• **Direction**
From the listing below, extract every line in which the word "Frequency" appears.

(Figure record listings)
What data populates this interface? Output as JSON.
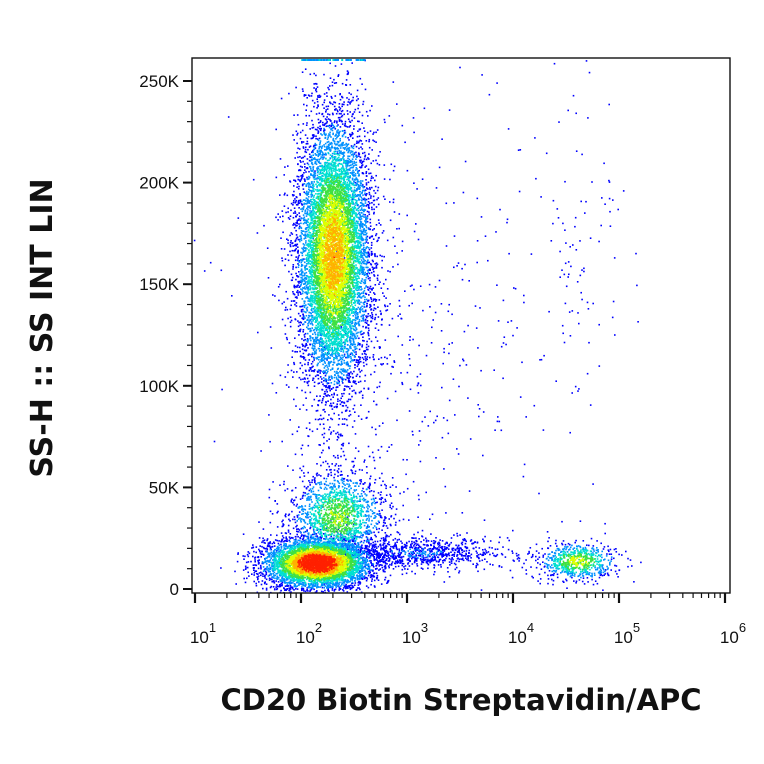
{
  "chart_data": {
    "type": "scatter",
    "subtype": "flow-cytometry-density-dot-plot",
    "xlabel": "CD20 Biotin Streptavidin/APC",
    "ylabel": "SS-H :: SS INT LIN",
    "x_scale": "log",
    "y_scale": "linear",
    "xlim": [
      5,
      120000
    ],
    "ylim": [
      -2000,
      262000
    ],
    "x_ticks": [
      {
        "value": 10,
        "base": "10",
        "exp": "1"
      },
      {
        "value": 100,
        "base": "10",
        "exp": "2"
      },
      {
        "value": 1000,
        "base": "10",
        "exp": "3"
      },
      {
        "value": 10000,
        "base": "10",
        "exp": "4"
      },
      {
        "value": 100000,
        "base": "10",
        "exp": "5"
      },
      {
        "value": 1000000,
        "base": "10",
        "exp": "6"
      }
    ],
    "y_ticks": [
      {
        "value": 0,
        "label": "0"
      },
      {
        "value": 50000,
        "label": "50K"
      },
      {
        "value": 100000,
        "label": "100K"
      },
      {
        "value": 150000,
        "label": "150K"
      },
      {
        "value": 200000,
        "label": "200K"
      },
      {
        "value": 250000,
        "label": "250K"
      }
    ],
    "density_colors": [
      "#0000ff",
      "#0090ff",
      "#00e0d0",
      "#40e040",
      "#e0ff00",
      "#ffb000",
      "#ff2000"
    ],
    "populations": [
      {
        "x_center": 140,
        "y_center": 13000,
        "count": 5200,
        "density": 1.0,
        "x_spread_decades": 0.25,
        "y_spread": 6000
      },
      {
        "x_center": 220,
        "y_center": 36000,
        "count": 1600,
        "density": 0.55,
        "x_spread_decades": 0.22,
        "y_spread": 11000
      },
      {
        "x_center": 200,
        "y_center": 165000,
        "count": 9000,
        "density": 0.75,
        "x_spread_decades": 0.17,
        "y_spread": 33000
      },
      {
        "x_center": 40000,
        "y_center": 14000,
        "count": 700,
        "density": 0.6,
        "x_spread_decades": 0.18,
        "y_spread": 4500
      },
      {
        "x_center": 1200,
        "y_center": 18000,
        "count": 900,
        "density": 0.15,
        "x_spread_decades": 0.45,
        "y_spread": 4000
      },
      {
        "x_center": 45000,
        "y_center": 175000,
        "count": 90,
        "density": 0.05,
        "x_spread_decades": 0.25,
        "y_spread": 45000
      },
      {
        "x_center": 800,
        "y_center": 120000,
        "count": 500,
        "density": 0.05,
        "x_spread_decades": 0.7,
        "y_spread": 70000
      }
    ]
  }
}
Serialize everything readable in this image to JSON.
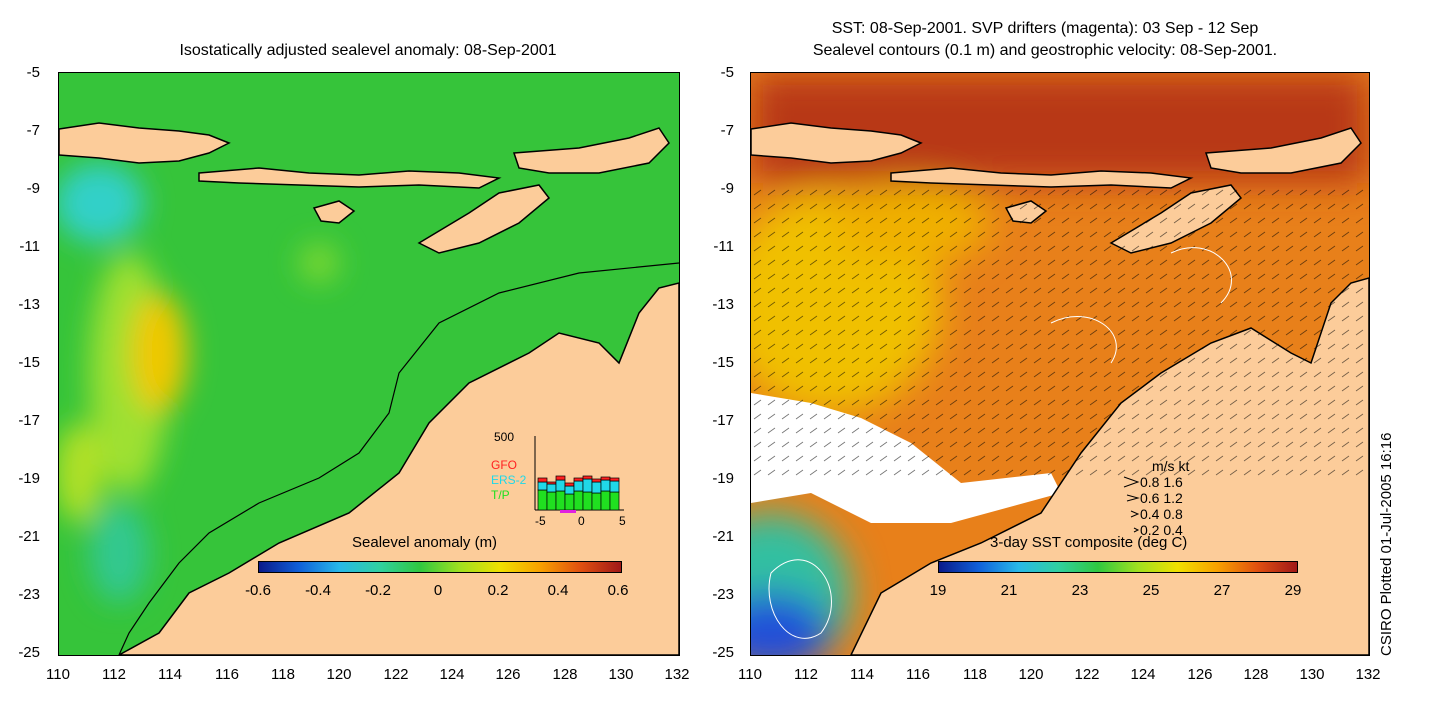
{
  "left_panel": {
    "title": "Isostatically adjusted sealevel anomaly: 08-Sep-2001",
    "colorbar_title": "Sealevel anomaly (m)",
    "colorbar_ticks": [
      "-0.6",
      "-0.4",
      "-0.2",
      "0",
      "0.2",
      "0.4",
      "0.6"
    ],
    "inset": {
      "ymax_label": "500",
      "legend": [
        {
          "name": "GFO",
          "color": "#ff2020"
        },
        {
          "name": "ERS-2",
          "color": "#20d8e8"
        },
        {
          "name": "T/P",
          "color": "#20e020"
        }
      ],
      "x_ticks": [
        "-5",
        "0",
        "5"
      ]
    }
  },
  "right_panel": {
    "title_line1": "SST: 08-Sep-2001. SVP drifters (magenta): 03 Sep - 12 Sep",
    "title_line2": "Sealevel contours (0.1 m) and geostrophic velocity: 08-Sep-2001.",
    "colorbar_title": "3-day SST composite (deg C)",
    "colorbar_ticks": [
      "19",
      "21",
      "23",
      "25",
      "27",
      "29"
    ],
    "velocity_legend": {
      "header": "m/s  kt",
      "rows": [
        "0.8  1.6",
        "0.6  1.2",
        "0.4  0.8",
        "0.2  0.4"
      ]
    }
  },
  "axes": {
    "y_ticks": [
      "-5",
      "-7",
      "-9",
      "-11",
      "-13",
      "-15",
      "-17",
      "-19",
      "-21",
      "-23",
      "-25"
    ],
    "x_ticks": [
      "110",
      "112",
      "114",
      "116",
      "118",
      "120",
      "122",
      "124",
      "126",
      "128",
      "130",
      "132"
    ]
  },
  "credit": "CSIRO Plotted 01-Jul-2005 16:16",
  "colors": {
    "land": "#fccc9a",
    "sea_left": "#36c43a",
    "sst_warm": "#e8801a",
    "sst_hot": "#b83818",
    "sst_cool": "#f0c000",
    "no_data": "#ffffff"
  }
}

---

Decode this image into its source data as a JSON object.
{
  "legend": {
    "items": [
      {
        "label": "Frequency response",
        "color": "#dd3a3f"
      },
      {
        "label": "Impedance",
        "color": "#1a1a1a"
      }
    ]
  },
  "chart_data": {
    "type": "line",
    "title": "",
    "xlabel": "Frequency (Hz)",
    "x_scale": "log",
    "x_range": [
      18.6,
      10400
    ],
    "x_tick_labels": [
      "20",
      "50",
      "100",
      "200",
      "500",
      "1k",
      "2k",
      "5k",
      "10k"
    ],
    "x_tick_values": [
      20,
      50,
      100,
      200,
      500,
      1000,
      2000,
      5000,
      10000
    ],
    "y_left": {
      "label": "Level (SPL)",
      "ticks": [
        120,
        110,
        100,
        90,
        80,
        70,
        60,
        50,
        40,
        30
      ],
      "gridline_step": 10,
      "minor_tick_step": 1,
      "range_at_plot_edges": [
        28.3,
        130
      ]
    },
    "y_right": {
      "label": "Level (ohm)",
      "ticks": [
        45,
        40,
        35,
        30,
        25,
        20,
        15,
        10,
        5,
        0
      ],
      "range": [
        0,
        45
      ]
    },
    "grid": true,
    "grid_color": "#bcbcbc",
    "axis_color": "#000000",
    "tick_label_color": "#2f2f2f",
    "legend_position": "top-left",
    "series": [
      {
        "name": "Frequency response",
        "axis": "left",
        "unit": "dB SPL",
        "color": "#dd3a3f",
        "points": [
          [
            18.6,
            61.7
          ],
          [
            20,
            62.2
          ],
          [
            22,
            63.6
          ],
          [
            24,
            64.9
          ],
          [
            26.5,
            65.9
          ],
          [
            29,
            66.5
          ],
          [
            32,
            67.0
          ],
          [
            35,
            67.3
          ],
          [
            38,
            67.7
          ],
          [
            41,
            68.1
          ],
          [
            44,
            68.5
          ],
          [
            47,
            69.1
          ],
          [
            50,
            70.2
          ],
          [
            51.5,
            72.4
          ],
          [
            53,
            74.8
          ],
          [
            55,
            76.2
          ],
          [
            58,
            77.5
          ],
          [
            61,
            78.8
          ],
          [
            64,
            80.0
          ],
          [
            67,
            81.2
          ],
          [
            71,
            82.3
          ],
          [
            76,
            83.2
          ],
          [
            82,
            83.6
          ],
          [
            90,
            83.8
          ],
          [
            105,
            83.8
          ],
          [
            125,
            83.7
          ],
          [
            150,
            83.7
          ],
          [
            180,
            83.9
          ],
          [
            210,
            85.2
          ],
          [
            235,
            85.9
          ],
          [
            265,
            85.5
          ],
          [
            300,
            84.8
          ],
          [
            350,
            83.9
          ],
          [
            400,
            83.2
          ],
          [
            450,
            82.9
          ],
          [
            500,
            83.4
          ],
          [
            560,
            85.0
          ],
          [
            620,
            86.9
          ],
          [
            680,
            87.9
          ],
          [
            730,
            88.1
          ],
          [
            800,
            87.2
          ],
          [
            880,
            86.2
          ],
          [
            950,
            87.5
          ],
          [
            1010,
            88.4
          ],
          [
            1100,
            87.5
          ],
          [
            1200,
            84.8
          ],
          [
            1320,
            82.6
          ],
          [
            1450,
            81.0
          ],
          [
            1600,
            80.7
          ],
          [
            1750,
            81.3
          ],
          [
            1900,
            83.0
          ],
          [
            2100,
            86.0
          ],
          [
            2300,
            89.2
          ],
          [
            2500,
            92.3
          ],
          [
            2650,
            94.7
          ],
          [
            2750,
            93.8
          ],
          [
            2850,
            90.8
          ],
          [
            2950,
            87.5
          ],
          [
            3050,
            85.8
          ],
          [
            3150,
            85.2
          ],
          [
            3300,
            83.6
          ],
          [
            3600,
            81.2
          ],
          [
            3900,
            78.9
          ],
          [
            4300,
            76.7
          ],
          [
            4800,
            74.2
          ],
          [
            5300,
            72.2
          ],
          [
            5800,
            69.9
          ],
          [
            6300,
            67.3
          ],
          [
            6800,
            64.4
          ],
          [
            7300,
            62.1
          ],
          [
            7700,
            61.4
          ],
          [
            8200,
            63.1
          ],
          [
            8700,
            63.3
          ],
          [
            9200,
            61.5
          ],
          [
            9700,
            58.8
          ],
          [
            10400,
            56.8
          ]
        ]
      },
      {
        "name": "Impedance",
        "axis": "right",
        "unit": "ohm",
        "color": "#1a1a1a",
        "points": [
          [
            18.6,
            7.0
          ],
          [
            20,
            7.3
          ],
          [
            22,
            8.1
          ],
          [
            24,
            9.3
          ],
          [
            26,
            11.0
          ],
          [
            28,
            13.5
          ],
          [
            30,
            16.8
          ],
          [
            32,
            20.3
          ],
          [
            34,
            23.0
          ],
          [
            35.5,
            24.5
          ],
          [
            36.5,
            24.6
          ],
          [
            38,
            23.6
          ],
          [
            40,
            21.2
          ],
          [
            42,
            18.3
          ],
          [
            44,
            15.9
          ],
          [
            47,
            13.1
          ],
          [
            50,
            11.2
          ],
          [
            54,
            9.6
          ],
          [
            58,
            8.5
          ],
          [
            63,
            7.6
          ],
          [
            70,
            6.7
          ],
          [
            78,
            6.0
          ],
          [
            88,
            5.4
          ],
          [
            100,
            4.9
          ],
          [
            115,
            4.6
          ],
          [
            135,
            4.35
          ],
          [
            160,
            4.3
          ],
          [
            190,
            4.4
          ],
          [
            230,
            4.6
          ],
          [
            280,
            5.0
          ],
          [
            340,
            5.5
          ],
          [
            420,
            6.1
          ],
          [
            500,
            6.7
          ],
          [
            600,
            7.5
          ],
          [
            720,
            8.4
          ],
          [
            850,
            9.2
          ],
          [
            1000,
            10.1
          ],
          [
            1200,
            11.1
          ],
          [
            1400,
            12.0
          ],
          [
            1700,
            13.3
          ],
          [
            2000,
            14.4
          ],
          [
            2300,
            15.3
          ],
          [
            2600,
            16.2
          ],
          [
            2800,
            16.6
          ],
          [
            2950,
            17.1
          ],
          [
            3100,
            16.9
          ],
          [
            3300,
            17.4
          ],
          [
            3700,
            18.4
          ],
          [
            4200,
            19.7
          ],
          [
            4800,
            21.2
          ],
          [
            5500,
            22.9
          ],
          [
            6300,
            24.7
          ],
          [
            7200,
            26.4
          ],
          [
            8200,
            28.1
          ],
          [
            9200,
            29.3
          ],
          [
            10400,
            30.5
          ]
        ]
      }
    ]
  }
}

* * *

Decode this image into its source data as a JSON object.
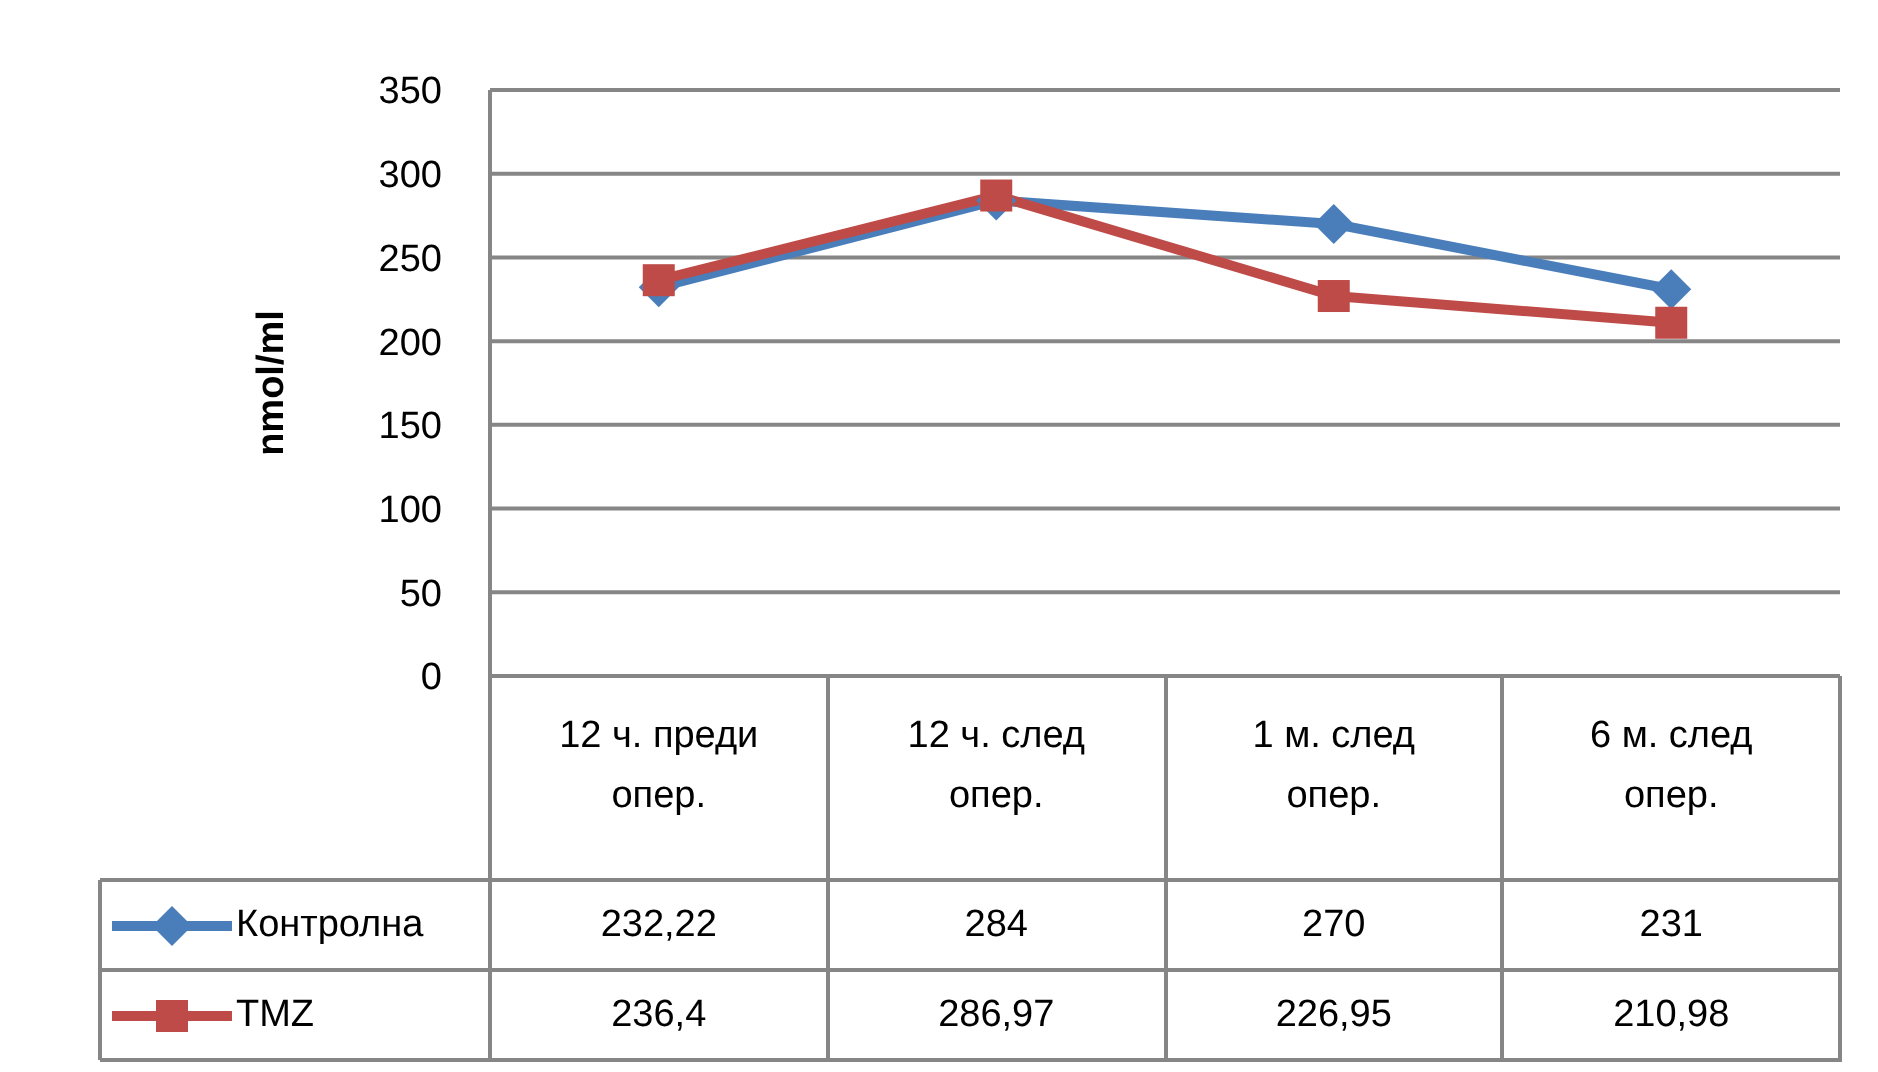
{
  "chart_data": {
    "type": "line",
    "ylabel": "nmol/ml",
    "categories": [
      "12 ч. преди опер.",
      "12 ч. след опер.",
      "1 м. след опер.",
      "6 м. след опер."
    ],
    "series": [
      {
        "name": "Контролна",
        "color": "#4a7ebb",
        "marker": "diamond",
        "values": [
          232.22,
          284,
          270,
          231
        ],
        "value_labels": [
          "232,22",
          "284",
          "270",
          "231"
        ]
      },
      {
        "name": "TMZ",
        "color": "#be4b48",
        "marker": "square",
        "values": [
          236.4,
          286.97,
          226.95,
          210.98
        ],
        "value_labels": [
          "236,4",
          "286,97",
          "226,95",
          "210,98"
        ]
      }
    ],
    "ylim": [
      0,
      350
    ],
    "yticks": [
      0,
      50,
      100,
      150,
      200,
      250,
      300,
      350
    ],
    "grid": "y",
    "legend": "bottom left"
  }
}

• **Result for this exercise**
        "label": "Frequency response",
    "xlabel": "Frequency (Hz)",
        "name": "Frequency response",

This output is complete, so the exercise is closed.